__What is expected__
In the entries below, find every line with "NOAA" and copy it.

__Supplied material__
* BEGIN *

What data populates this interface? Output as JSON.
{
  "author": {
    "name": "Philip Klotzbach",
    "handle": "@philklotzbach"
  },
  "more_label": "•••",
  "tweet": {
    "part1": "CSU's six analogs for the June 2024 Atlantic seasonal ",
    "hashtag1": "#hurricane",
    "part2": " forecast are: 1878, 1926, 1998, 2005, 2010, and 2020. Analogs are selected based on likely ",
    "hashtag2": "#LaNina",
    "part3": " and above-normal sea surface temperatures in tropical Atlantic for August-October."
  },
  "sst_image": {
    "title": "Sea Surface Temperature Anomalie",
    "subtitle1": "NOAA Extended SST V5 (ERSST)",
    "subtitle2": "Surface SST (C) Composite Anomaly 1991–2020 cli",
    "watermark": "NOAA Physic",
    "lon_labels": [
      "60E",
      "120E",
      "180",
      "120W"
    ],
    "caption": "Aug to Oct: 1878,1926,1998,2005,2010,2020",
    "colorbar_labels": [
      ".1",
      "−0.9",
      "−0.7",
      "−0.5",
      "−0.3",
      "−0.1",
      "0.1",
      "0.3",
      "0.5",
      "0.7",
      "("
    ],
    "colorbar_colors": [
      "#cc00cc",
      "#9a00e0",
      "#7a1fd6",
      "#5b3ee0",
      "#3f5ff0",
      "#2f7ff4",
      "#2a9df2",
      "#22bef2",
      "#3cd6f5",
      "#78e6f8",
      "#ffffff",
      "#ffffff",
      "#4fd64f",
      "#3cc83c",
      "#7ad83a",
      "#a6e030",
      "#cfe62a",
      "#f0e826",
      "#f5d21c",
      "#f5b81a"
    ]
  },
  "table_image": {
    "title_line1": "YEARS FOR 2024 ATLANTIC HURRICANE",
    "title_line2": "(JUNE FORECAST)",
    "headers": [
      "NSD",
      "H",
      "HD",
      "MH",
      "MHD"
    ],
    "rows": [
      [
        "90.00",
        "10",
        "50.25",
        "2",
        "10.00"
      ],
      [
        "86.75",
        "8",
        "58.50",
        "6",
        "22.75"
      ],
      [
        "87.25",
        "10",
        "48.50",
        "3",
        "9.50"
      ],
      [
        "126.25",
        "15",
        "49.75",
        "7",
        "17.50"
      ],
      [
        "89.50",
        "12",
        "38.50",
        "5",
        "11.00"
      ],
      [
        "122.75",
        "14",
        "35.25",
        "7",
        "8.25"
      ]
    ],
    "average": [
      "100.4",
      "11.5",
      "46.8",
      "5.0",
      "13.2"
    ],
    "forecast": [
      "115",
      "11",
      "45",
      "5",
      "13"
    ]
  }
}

* END *

__Task answer__
    "subtitle1": "NOAA Extended SST V5 (ERSST)",
    "watermark": "NOAA Physic",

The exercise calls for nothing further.